■ **Set problem**: Would you repeat the listing exactly but omit every picture?

:: Supplied material ::

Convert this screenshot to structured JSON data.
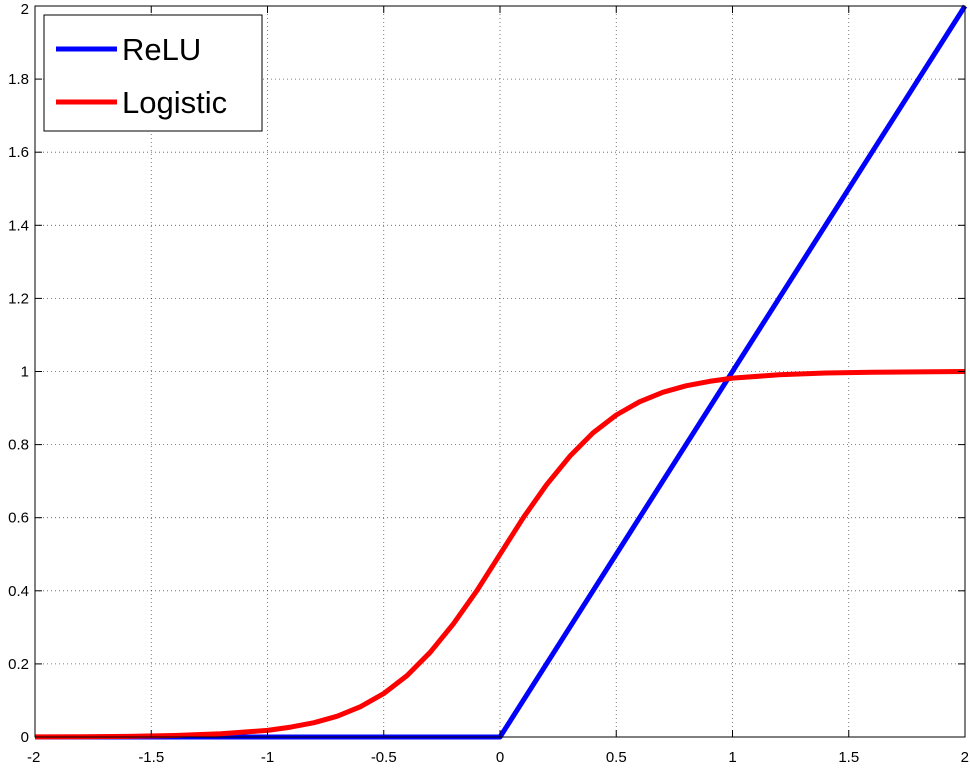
{
  "chart_data": {
    "type": "line",
    "title": "",
    "xlabel": "",
    "ylabel": "",
    "xlim": [
      -2,
      2
    ],
    "ylim": [
      0,
      2
    ],
    "grid": true,
    "legend_position": "top-left",
    "x_ticks": [
      "-2",
      "-1.5",
      "-1",
      "-0.5",
      "0",
      "0.5",
      "1",
      "1.5",
      "2"
    ],
    "y_ticks": [
      "0",
      "0.2",
      "0.4",
      "0.6",
      "0.8",
      "1",
      "1.2",
      "1.4",
      "1.6",
      "1.8",
      "2"
    ],
    "series": [
      {
        "name": "ReLU",
        "color": "#0000ff",
        "x": [
          -2,
          0,
          2
        ],
        "y": [
          0,
          0,
          2
        ]
      },
      {
        "name": "Logistic",
        "color": "#ff0000",
        "x": [
          -2,
          -1.8,
          -1.6,
          -1.4,
          -1.2,
          -1,
          -0.9,
          -0.8,
          -0.7,
          -0.6,
          -0.5,
          -0.4,
          -0.3,
          -0.2,
          -0.1,
          0,
          0.1,
          0.2,
          0.3,
          0.4,
          0.5,
          0.6,
          0.7,
          0.8,
          0.9,
          1,
          1.2,
          1.4,
          1.6,
          1.8,
          2
        ],
        "y": [
          0.0003,
          0.0007,
          0.0017,
          0.0041,
          0.0091,
          0.018,
          0.027,
          0.039,
          0.057,
          0.083,
          0.119,
          0.168,
          0.232,
          0.31,
          0.4,
          0.5,
          0.6,
          0.69,
          0.768,
          0.832,
          0.881,
          0.917,
          0.943,
          0.961,
          0.973,
          0.982,
          0.991,
          0.996,
          0.998,
          0.999,
          1.0
        ]
      }
    ]
  }
}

:::

■ **Expected answer**:
Convert this screenshot to structured JSON data.
{
  "chart_data": {
    "type": "line",
    "title": "",
    "xlabel": "",
    "ylabel": "",
    "xlim": [
      -2,
      2
    ],
    "ylim": [
      0,
      2
    ],
    "grid": true,
    "legend_position": "top-left",
    "x_ticks": [
      "-2",
      "-1.5",
      "-1",
      "-0.5",
      "0",
      "0.5",
      "1",
      "1.5",
      "2"
    ],
    "y_ticks": [
      "0",
      "0.2",
      "0.4",
      "0.6",
      "0.8",
      "1",
      "1.2",
      "1.4",
      "1.6",
      "1.8",
      "2"
    ],
    "series": [
      {
        "name": "ReLU",
        "color": "#0000ff",
        "x": [
          -2,
          0,
          2
        ],
        "y": [
          0,
          0,
          2
        ]
      },
      {
        "name": "Logistic",
        "color": "#ff0000",
        "x": [
          -2,
          -1.8,
          -1.6,
          -1.4,
          -1.2,
          -1,
          -0.9,
          -0.8,
          -0.7,
          -0.6,
          -0.5,
          -0.4,
          -0.3,
          -0.2,
          -0.1,
          0,
          0.1,
          0.2,
          0.3,
          0.4,
          0.5,
          0.6,
          0.7,
          0.8,
          0.9,
          1,
          1.2,
          1.4,
          1.6,
          1.8,
          2
        ],
        "y": [
          0.0003,
          0.0007,
          0.0017,
          0.0041,
          0.0091,
          0.018,
          0.027,
          0.039,
          0.057,
          0.083,
          0.119,
          0.168,
          0.232,
          0.31,
          0.4,
          0.5,
          0.6,
          0.69,
          0.768,
          0.832,
          0.881,
          0.917,
          0.943,
          0.961,
          0.973,
          0.982,
          0.991,
          0.996,
          0.998,
          0.999,
          1.0
        ]
      }
    ]
  }
}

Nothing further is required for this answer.